- [DATA TO USE]:
*-*-*
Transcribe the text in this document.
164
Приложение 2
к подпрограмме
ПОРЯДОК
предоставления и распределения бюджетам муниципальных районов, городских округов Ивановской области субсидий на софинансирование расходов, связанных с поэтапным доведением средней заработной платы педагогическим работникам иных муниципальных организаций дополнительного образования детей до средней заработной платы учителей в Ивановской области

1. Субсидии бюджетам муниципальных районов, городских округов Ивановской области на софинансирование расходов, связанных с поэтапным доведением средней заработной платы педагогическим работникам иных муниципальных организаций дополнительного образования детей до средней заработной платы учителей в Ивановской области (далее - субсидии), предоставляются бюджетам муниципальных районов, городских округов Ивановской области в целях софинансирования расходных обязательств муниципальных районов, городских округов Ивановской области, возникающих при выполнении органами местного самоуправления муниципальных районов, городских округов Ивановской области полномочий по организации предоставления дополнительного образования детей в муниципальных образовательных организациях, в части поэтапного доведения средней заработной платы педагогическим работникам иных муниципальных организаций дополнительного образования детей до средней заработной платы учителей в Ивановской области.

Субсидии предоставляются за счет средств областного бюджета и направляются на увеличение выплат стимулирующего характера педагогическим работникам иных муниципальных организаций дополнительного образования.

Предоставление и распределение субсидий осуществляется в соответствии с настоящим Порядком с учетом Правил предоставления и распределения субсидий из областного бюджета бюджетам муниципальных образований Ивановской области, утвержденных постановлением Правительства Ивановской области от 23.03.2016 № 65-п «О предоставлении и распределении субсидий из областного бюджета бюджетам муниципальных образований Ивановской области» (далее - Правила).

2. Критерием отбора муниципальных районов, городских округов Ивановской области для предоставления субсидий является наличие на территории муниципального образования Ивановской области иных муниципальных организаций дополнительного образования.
*-*-*
- [PROBLEM TO WORK ON]:
Make an exact copy of the records.

- [RESULT]:
Transcribe the text in this document.
164
Приложение 2
к подпрограмме
ПОРЯДОК
предоставления и распределения бюджетам муниципальных районов, городских округов Ивановской области субсидий на софинансирование расходов, связанных с поэтапным доведением средней заработной платы педагогическим работникам иных муниципальных организаций дополнительного образования детей до средней заработной платы учителей в Ивановской области

1. Субсидии бюджетам муниципальных районов, городских округов Ивановской области на софинансирование расходов, связанных с поэтапным доведением средней заработной платы педагогическим работникам иных муниципальных организаций дополнительного образования детей до средней заработной платы учителей в Ивановской области (далее - субсидии), предоставляются бюджетам муниципальных районов, городских округов Ивановской области в целях софинансирования расходных обязательств муниципальных районов, городских округов Ивановской области, возникающих при выполнении органами местного самоуправления муниципальных районов, городских округов Ивановской области полномочий по организации предоставления дополнительного образования детей в муниципальных образовательных организациях, в части поэтапного доведения средней заработной платы педагогическим работникам иных муниципальных организаций дополнительного образования детей до средней заработной платы учителей в Ивановской области.

Субсидии предоставляются за счет средств областного бюджета и направляются на увеличение выплат стимулирующего характера педагогическим работникам иных муниципальных организаций дополнительного образования.

Предоставление и распределение субсидий осуществляется в соответствии с настоящим Порядком с учетом Правил предоставления и распределения субсидий из областного бюджета бюджетам муниципальных образований Ивановской области, утвержденных постановлением Правительства Ивановской области от 23.03.2016 № 65-п «О предоставлении и распределении субсидий из областного бюджета бюджетам муниципальных образований Ивановской области» (далее - Правила).

2. Критерием отбора муниципальных районов, городских округов Ивановской области для предоставления субсидий является наличие на территории муниципального образования Ивановской области иных муниципальных организаций дополнительного образования.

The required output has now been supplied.